▶ **Problems and tasks**
**1.** Decide whether each statement agrees with the essay below, answering yes or no and quoting the words of the essay that settle it. (a) The narrator wore a helmet while skateboarding. (b) The narrator ended up in the hospital three times. (c) The mother's Pontiac had seat belts.
**2.** List every piece of protective gear that the essay below says the narrator went without while skateboarding.
**3.** Answer from the essay below:
(a) Whose name appears in the essay's byline?
(b) How high was the table the narrator fell off?
(c) In what year was the mother's Pontiac made?

▶ **Excerpt to read**
******
Features
11.18.17: a rebel alliance of quality content
our facebook page our twitter page intrepid media feature page rss feed
FEATURES  :  GALLERYhover for drop down menu  :  STUDIOhover for drop down menu  :  ABOUThover for drop down menu sign in

the american wuss factor
buncha namby pamby pantywaist wusses
by robert a. melos
5.8.07
pop culture


When I was growing up my parents didn’t hesitate to buy me a bicycle and teach me to ride. They also bought me a skateboard and I tooled around on that for a while, without wearing a helmet, knee pads, elbow pads, back brace or a hermetically sealed suit to keep the pollen off me. I fell a few times, scraped my knees, elbows, chin, and I survived.

My parents didn’t rush me to the hospital every time I got a boo boo. Yes I did end up in the hospital 3 times. Once for getting my finger caught in a car door and tearing a fingernail completely off, once when I fell off a three foot high table when I was 4 years old and hit my head on a heating register cracking the back of my head open, and once again when I was five and riding in my mother’s 1943 Pontiac, a car made mostly of metal, and flew off the seat hitting my head on the dashboard when someone ran a light. There were no seat belts in those cars. There was blood everywhere and a lot of screaming and crying, mostly my mother doing the screaming.
******
▶ **Records from a data source**
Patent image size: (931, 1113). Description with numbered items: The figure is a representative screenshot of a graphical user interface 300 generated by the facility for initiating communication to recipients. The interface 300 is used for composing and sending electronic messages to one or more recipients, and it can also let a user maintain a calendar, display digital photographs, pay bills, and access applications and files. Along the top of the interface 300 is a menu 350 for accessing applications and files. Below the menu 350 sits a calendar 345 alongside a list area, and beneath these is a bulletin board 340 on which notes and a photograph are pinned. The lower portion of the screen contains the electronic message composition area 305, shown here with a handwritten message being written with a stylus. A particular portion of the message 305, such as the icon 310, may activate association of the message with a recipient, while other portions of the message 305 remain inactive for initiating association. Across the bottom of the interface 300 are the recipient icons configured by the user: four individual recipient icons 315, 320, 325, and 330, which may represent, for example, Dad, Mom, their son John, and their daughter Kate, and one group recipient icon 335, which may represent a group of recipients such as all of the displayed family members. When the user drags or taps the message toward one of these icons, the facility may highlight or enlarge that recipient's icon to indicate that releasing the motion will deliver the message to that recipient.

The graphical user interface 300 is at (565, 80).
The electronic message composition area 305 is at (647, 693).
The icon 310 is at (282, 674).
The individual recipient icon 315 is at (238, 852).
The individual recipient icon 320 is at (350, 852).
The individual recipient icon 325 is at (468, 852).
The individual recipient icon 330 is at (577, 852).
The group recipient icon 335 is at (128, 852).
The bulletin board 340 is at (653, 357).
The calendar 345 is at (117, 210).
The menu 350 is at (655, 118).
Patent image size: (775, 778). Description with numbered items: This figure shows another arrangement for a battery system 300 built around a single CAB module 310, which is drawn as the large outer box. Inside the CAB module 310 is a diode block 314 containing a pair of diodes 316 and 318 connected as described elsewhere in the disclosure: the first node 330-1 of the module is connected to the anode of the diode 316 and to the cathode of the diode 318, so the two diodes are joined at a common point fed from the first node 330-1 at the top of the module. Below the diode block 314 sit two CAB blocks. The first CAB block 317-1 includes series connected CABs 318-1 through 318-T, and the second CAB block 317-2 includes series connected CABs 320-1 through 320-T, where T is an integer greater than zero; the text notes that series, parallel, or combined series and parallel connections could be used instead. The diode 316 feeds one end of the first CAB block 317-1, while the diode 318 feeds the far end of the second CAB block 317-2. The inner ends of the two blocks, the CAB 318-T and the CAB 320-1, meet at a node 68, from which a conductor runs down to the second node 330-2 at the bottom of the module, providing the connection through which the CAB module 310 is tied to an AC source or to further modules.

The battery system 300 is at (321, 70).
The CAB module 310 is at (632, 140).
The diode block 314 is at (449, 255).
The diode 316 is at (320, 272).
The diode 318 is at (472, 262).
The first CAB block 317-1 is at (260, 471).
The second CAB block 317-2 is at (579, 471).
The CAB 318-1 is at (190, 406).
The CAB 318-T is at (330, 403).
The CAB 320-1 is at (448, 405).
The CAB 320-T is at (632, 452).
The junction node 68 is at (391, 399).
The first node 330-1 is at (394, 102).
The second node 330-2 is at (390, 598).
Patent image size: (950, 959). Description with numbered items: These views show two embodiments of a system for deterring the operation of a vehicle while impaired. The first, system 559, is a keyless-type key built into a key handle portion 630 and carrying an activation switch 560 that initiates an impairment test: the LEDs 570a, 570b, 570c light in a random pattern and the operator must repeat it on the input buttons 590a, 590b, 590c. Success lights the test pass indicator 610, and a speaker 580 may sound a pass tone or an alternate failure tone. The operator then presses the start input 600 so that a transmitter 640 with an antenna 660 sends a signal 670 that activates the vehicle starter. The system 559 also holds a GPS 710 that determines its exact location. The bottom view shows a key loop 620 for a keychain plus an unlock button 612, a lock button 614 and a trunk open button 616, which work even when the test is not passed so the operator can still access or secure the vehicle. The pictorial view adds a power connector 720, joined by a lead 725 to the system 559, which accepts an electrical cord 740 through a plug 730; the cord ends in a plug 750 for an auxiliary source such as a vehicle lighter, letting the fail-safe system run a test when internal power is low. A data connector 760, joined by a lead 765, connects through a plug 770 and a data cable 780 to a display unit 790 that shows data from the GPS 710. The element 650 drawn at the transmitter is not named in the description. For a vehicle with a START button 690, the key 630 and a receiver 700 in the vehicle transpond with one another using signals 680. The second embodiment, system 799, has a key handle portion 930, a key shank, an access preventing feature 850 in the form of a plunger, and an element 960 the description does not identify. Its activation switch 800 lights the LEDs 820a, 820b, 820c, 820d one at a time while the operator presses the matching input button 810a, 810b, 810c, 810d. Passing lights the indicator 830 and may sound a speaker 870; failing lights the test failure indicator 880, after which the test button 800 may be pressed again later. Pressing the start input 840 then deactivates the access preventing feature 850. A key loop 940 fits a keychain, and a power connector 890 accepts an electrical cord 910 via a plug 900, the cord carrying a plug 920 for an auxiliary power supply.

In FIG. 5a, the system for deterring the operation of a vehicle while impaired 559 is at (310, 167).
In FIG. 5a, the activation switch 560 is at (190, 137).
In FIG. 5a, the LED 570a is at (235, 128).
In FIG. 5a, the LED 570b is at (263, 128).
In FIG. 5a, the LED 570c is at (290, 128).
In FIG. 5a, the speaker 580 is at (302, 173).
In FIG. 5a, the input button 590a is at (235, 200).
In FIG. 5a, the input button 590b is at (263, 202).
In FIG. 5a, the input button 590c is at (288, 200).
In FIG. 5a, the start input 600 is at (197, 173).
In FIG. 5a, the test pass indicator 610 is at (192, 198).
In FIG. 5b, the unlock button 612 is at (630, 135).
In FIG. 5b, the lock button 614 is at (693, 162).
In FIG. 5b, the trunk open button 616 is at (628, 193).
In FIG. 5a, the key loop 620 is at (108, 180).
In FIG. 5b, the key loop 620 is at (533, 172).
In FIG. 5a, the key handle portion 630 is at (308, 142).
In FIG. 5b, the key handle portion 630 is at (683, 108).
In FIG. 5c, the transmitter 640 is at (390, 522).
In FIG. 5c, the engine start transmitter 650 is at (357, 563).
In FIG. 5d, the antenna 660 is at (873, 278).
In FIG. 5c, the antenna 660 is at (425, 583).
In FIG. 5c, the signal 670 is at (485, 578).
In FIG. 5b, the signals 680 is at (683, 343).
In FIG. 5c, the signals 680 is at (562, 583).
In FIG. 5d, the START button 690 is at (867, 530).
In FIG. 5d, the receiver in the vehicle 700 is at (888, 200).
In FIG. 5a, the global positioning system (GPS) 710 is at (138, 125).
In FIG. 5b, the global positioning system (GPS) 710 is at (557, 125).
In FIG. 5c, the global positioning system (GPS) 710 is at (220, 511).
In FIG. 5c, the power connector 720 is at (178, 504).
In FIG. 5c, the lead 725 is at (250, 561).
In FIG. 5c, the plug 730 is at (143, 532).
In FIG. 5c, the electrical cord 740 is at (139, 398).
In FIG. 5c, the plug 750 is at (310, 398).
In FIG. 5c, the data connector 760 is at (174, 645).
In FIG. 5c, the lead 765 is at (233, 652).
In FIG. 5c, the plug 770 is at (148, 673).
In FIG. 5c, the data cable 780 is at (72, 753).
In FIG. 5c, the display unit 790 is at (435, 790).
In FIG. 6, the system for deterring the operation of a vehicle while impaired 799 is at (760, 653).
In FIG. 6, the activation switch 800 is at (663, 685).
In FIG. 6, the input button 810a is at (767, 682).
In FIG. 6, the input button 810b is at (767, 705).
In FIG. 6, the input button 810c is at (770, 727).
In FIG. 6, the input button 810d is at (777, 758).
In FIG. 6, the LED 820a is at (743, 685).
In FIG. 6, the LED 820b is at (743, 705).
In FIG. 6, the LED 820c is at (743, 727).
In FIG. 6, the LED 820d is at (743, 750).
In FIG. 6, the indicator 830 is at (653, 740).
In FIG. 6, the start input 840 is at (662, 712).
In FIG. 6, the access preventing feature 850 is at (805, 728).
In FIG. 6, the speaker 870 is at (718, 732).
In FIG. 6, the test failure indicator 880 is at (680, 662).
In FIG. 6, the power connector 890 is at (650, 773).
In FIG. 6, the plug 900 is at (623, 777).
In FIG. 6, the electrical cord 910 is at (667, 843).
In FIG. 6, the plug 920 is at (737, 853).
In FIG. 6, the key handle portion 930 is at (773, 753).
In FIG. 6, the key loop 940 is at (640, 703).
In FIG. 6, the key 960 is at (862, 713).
******
▶ **Results**
**1.**
(a) No: "without wearing a helmet"
(b) Yes: "Yes I did end up in the hospital 3 times."
(c) No: "There were no seat belts in those cars."

**2.** helmet, knee pads, elbow pads, back brace, hermetically sealed suit

**3.**
(a) Robert A. Melos
(b) Three feet
(c) 1943